Collected data >>
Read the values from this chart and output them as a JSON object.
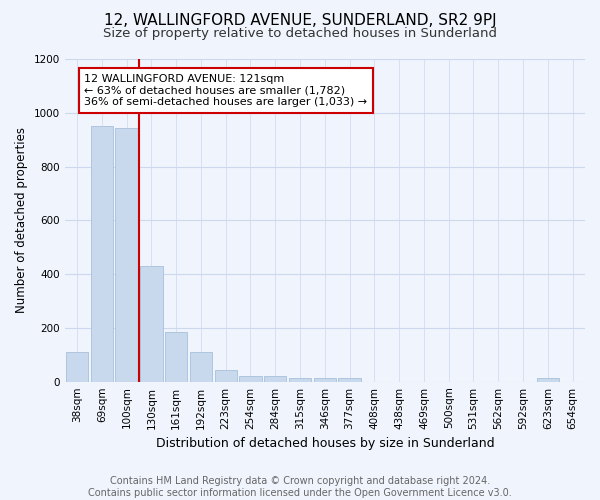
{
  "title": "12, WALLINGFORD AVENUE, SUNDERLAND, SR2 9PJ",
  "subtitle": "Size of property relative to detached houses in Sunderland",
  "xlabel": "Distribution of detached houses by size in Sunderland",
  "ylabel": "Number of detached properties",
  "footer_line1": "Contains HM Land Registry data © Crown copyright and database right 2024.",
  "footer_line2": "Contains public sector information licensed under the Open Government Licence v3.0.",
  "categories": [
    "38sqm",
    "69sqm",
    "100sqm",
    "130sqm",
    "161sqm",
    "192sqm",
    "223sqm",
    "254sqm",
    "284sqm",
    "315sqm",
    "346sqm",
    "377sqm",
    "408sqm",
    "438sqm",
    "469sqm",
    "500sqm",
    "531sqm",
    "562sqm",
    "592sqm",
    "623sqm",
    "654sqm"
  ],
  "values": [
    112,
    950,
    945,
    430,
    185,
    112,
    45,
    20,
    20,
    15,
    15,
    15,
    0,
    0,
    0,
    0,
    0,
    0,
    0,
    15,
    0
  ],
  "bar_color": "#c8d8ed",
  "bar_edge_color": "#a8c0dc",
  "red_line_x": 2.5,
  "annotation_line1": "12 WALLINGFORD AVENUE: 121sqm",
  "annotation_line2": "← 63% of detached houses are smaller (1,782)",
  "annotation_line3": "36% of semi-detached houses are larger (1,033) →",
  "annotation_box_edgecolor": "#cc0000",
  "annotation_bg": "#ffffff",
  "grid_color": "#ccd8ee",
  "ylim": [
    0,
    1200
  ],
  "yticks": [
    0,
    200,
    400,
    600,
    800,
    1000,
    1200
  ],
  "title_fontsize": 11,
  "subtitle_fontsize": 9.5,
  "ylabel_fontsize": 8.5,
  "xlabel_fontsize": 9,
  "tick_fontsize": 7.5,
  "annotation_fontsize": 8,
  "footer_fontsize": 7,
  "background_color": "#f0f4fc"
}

==

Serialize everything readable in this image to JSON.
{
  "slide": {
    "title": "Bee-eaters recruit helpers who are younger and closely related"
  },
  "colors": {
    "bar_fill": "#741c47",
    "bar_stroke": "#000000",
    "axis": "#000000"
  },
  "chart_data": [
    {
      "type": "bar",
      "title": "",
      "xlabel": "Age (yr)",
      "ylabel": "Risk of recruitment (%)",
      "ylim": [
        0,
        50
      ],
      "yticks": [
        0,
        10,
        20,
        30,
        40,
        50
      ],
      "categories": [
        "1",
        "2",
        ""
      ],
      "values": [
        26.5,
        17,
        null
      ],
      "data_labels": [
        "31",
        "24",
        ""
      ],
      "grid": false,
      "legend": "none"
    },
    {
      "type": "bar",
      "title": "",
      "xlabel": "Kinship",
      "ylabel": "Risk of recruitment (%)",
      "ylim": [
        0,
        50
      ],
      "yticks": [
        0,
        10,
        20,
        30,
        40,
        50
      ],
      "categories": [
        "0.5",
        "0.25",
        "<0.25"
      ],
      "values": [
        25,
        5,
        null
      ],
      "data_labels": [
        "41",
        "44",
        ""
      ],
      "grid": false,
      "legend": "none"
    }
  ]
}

TO BE DONE >> Select every line in the material above where the string "JSON" occurs, and copy it.

FULL RESPONSE >>
Read the values from this chart and output them as a JSON object.
Serialize everything readable in this image to JSON.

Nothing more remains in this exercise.